◆ **Set exercise**: Any pictures in the records below should be skipped; write out everything else exactly.

◆ **Collected data entries**:
- - -

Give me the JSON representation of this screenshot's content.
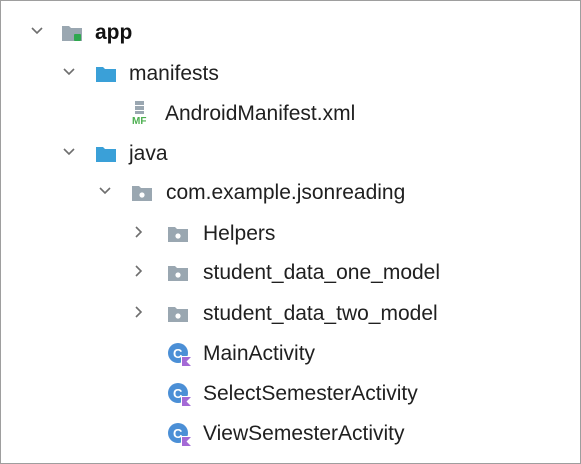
{
  "project_tree": {
    "rows": [
      {
        "label": "app",
        "icon": "module-folder-icon",
        "chevron": "expanded"
      },
      {
        "label": "manifests",
        "icon": "folder-icon",
        "chevron": "expanded"
      },
      {
        "label": "AndroidManifest.xml",
        "icon": "manifest-file-icon",
        "icon_text": "MF",
        "chevron": "none"
      },
      {
        "label": "java",
        "icon": "folder-icon",
        "chevron": "expanded"
      },
      {
        "label": "com.example.jsonreading",
        "icon": "package-icon",
        "chevron": "expanded"
      },
      {
        "label": "Helpers",
        "icon": "package-icon",
        "chevron": "collapsed"
      },
      {
        "label": "student_data_one_model",
        "icon": "package-icon",
        "chevron": "collapsed"
      },
      {
        "label": "student_data_two_model",
        "icon": "package-icon",
        "chevron": "collapsed"
      },
      {
        "label": "MainActivity",
        "icon": "kotlin-class-icon",
        "chevron": "none"
      },
      {
        "label": "SelectSemesterActivity",
        "icon": "kotlin-class-icon",
        "chevron": "none"
      },
      {
        "label": "ViewSemesterActivity",
        "icon": "kotlin-class-icon",
        "chevron": "none"
      }
    ]
  },
  "colors": {
    "folder": "#3aa0d8",
    "package": "#9aa7b1",
    "chevron": "#6e6e6e",
    "manifest_green": "#4caf50",
    "kotlin_purple": "#a46ad6",
    "class_blue": "#4b8fd6"
  }
}
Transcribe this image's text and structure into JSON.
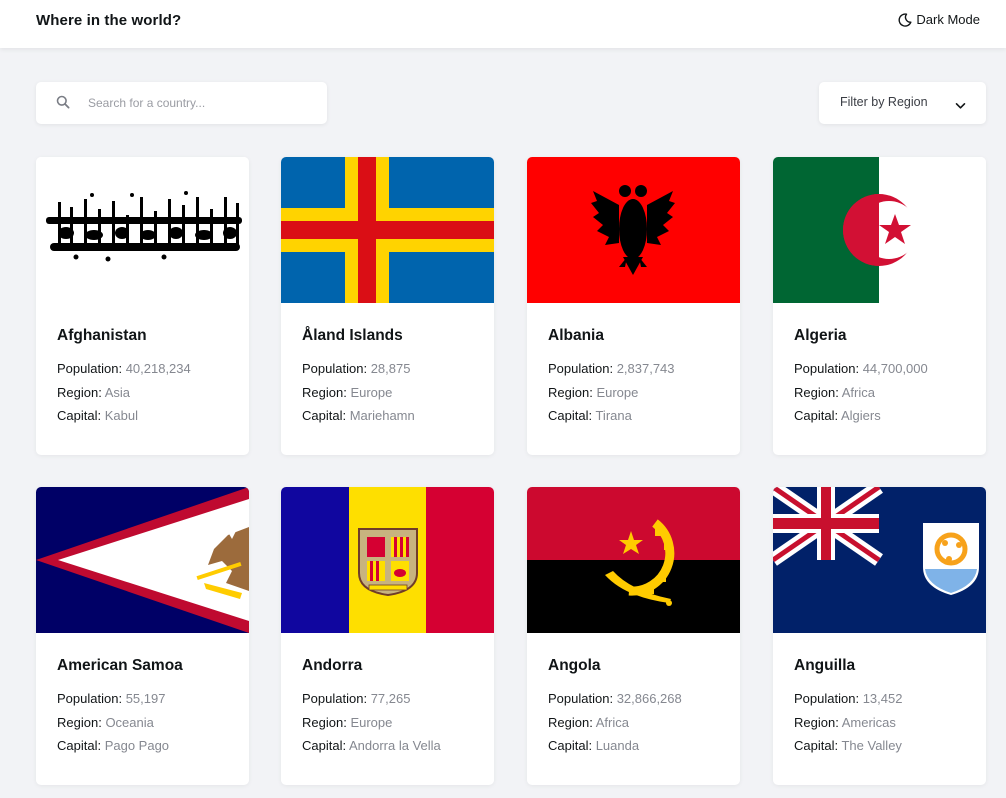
{
  "header": {
    "title": "Where in the world?",
    "dark_mode_label": "Dark Mode"
  },
  "search": {
    "placeholder": "Search for a country...",
    "value": ""
  },
  "filter": {
    "label": "Filter by Region"
  },
  "labels": {
    "population": "Population:",
    "region": "Region:",
    "capital": "Capital:"
  },
  "colors": {
    "background": "#f2f3f6",
    "card": "#ffffff",
    "text": "#111517",
    "muted": "#858890"
  },
  "countries": [
    {
      "name": "Afghanistan",
      "population": "40,218,234",
      "region": "Asia",
      "capital": "Kabul",
      "flag": "flag-afghanistan"
    },
    {
      "name": "Åland Islands",
      "population": "28,875",
      "region": "Europe",
      "capital": "Mariehamn",
      "flag": "flag-aland"
    },
    {
      "name": "Albania",
      "population": "2,837,743",
      "region": "Europe",
      "capital": "Tirana",
      "flag": "flag-albania"
    },
    {
      "name": "Algeria",
      "population": "44,700,000",
      "region": "Africa",
      "capital": "Algiers",
      "flag": "flag-algeria"
    },
    {
      "name": "American Samoa",
      "population": "55,197",
      "region": "Oceania",
      "capital": "Pago Pago",
      "flag": "flag-american-samoa"
    },
    {
      "name": "Andorra",
      "population": "77,265",
      "region": "Europe",
      "capital": "Andorra la Vella",
      "flag": "flag-andorra"
    },
    {
      "name": "Angola",
      "population": "32,866,268",
      "region": "Africa",
      "capital": "Luanda",
      "flag": "flag-angola"
    },
    {
      "name": "Anguilla",
      "population": "13,452",
      "region": "Americas",
      "capital": "The Valley",
      "flag": "flag-anguilla"
    }
  ]
}
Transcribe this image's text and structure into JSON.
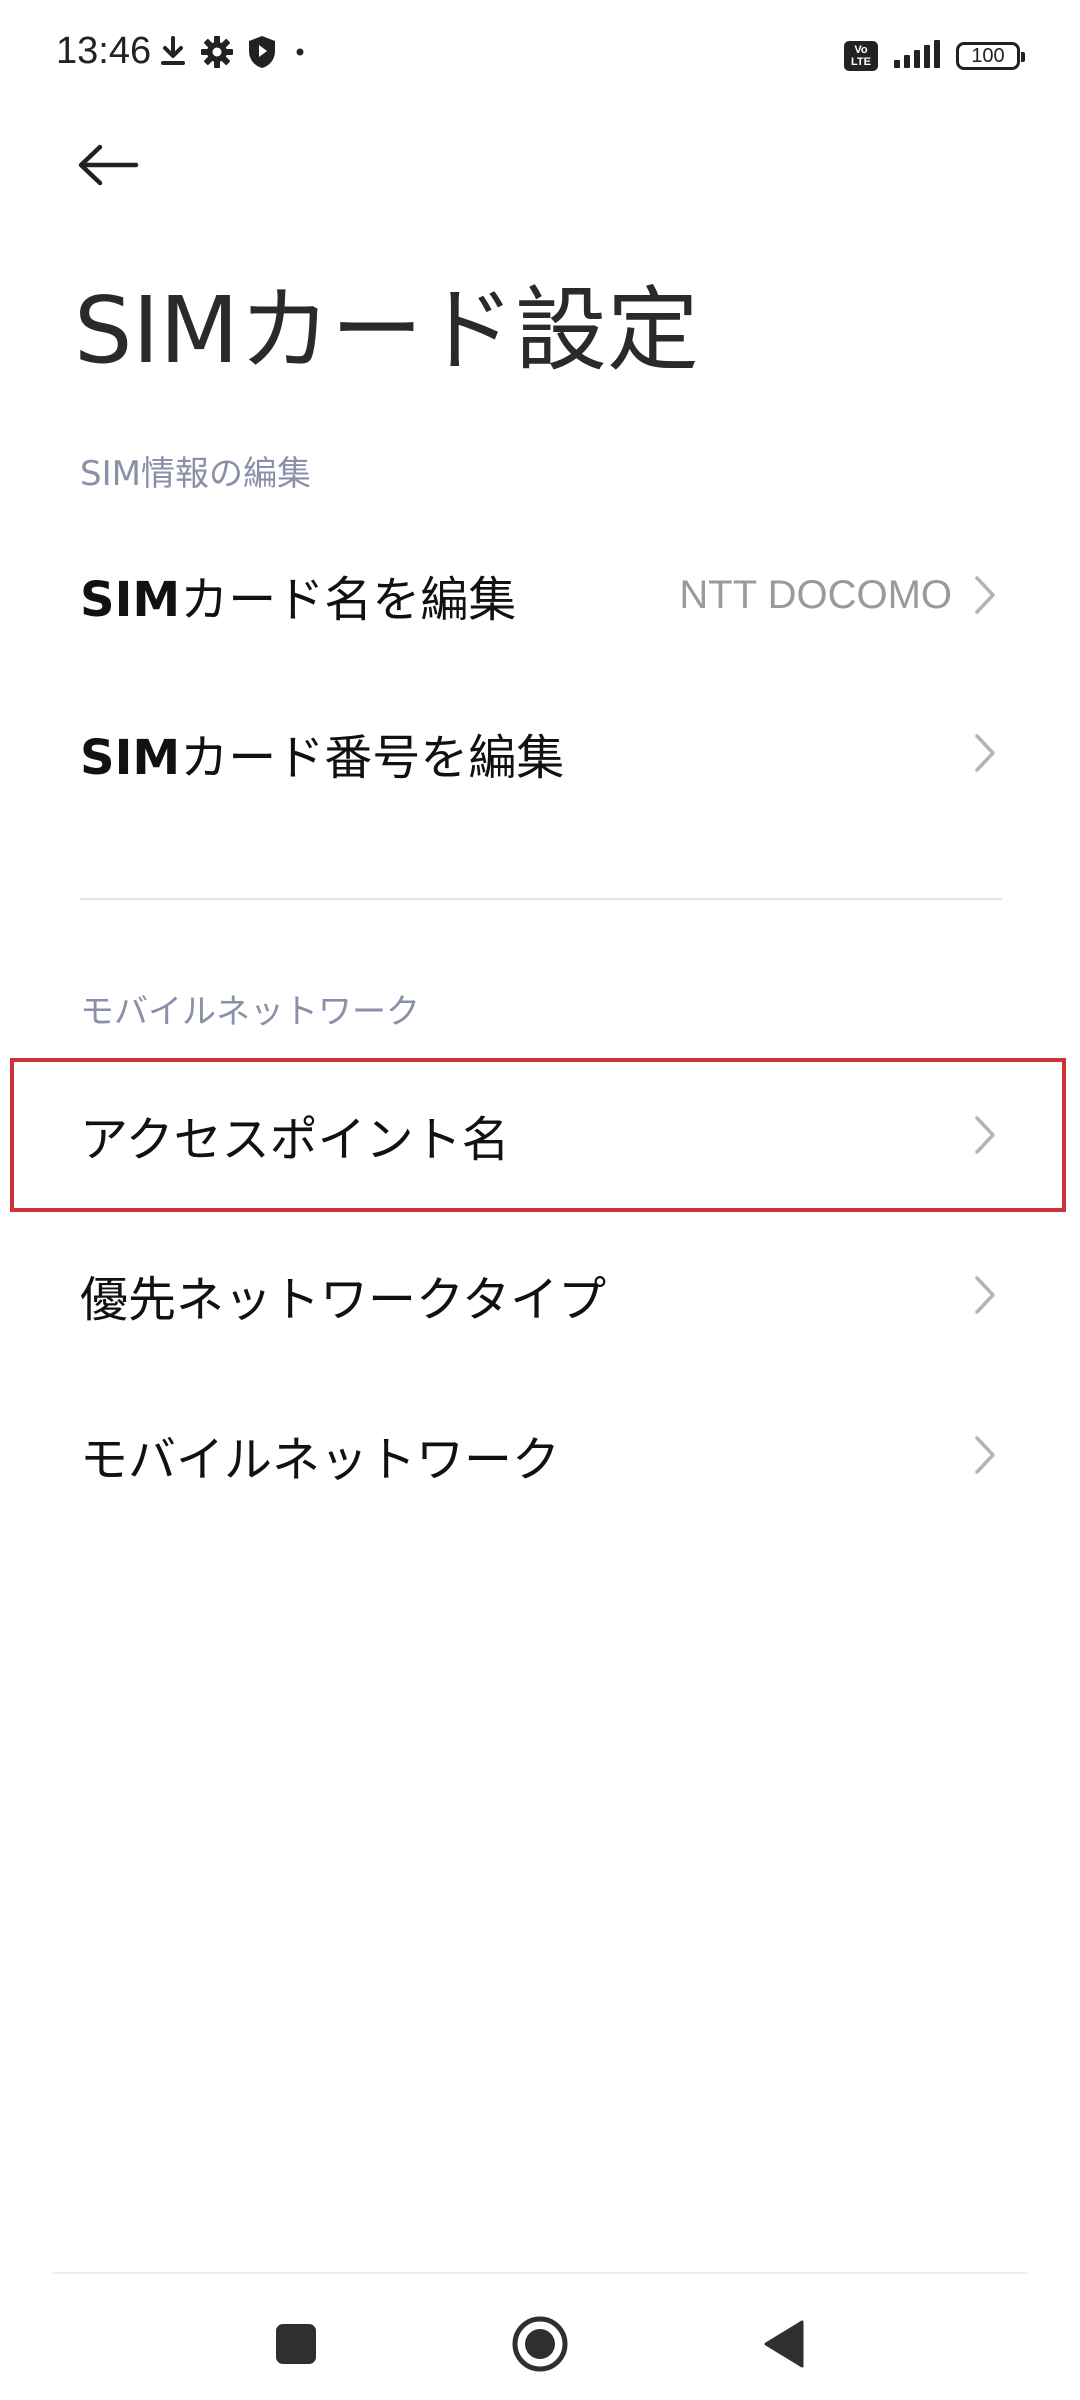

- - -

◆ **Task result**:
Give me the JSON representation of this screenshot's content.
{
  "project_tree": {
    "rows": [
      {
        "label": "app",
        "icon": "module-folder-icon",
        "chevron": "expanded"
      },
      {
        "label": "manifests",
        "icon": "folder-icon",
        "chevron": "expanded"
      },
      {
        "label": "AndroidManifest.xml",
        "icon": "manifest-file-icon",
        "icon_text": "MF",
        "chevron": "none"
      },
      {
        "label": "java",
        "icon": "folder-icon",
        "chevron": "expanded"
      },
      {
        "label": "com.example.jsonreading",
        "icon": "package-icon",
        "chevron": "expanded"
      },
      {
        "label": "Helpers",
        "icon": "package-icon",
        "chevron": "collapsed"
      },
      {
        "label": "student_data_one_model",
        "icon": "package-icon",
        "chevron": "collapsed"
      },
      {
        "label": "student_data_two_model",
        "icon": "package-icon",
        "chevron": "collapsed"
      },
      {
        "label": "MainActivity",
        "icon": "kotlin-class-icon",
        "chevron": "none"
      },
      {
        "label": "SelectSemesterActivity",
        "icon": "kotlin-class-icon",
        "chevron": "none"
      },
      {
        "label": "ViewSemesterActivity",
        "icon": "kotlin-class-icon",
        "chevron": "none"
      }
    ]
  },
  "colors": {
    "folder": "#3aa0d8",
    "package": "#9aa7b1",
    "chevron": "#6e6e6e",
    "manifest_green": "#4caf50",
    "kotlin_purple": "#a46ad6",
    "class_blue": "#4b8fd6"
  }
}
Transcribe this image's text and structure into JSON.
{
  "header": {
    "title": "Where in the world?",
    "dark_mode_label": "Dark Mode"
  },
  "search": {
    "placeholder": "Search for a country...",
    "value": ""
  },
  "filter": {
    "label": "Filter by Region"
  },
  "labels": {
    "population": "Population:",
    "region": "Region:",
    "capital": "Capital:"
  },
  "colors": {
    "background": "#f2f3f6",
    "card": "#ffffff",
    "text": "#111517",
    "muted": "#858890"
  },
  "countries": [
    {
      "name": "Afghanistan",
      "population": "40,218,234",
      "region": "Asia",
      "capital": "Kabul",
      "flag": "flag-afghanistan"
    },
    {
      "name": "Åland Islands",
      "population": "28,875",
      "region": "Europe",
      "capital": "Mariehamn",
      "flag": "flag-aland"
    },
    {
      "name": "Albania",
      "population": "2,837,743",
      "region": "Europe",
      "capital": "Tirana",
      "flag": "flag-albania"
    },
    {
      "name": "Algeria",
      "population": "44,700,000",
      "region": "Africa",
      "capital": "Algiers",
      "flag": "flag-algeria"
    },
    {
      "name": "American Samoa",
      "population": "55,197",
      "region": "Oceania",
      "capital": "Pago Pago",
      "flag": "flag-american-samoa"
    },
    {
      "name": "Andorra",
      "population": "77,265",
      "region": "Europe",
      "capital": "Andorra la Vella",
      "flag": "flag-andorra"
    },
    {
      "name": "Angola",
      "population": "32,866,268",
      "region": "Africa",
      "capital": "Luanda",
      "flag": "flag-angola"
    },
    {
      "name": "Anguilla",
      "population": "13,452",
      "region": "Americas",
      "capital": "The Valley",
      "flag": "flag-anguilla"
    }
  ]
}
Transcribe this image's text and structure into JSON.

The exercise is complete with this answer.